#### RECORDED DATA ####
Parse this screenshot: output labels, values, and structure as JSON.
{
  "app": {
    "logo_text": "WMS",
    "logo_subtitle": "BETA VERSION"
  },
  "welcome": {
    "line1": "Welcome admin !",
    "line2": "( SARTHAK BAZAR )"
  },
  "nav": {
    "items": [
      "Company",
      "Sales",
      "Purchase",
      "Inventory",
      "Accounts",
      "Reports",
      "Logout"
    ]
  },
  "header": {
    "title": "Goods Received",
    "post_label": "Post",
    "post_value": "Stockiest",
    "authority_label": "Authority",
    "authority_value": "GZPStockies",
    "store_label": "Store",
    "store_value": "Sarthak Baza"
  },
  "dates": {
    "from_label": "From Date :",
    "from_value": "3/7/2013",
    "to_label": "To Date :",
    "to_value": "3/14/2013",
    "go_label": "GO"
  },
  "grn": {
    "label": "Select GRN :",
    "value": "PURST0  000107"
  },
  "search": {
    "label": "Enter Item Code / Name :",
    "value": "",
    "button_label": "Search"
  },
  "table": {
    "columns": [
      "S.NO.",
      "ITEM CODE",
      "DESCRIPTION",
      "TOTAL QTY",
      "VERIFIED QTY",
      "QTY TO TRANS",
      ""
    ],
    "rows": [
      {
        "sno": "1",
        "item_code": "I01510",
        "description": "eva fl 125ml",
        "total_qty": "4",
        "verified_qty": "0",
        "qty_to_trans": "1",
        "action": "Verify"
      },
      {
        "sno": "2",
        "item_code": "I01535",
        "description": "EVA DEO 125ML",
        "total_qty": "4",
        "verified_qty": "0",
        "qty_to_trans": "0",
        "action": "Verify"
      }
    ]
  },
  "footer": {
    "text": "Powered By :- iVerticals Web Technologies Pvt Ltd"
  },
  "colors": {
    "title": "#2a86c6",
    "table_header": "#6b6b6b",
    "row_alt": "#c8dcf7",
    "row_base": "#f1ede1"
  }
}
####
§ **REQUIRED TASK**
Repeat each record in full; every line must match exactly.

§ **TASK SOLUTION**
Parse this screenshot: output labels, values, and structure as JSON.
{
  "app": {
    "logo_text": "WMS",
    "logo_subtitle": "BETA VERSION"
  },
  "welcome": {
    "line1": "Welcome admin !",
    "line2": "( SARTHAK BAZAR )"
  },
  "nav": {
    "items": [
      "Company",
      "Sales",
      "Purchase",
      "Inventory",
      "Accounts",
      "Reports",
      "Logout"
    ]
  },
  "header": {
    "title": "Goods Received",
    "post_label": "Post",
    "post_value": "Stockiest",
    "authority_label": "Authority",
    "authority_value": "GZPStockies",
    "store_label": "Store",
    "store_value": "Sarthak Baza"
  },
  "dates": {
    "from_label": "From Date :",
    "from_value": "3/7/2013",
    "to_label": "To Date :",
    "to_value": "3/14/2013",
    "go_label": "GO"
  },
  "grn": {
    "label": "Select GRN :",
    "value": "PURST0  000107"
  },
  "search": {
    "label": "Enter Item Code / Name :",
    "value": "",
    "button_label": "Search"
  },
  "table": {
    "columns": [
      "S.NO.",
      "ITEM CODE",
      "DESCRIPTION",
      "TOTAL QTY",
      "VERIFIED QTY",
      "QTY TO TRANS",
      ""
    ],
    "rows": [
      {
        "sno": "1",
        "item_code": "I01510",
        "description": "eva fl 125ml",
        "total_qty": "4",
        "verified_qty": "0",
        "qty_to_trans": "1",
        "action": "Verify"
      },
      {
        "sno": "2",
        "item_code": "I01535",
        "description": "EVA DEO 125ML",
        "total_qty": "4",
        "verified_qty": "0",
        "qty_to_trans": "0",
        "action": "Verify"
      }
    ]
  },
  "footer": {
    "text": "Powered By :- iVerticals Web Technologies Pvt Ltd"
  },
  "colors": {
    "title": "#2a86c6",
    "table_header": "#6b6b6b",
    "row_alt": "#c8dcf7",
    "row_base": "#f1ede1"
  }
}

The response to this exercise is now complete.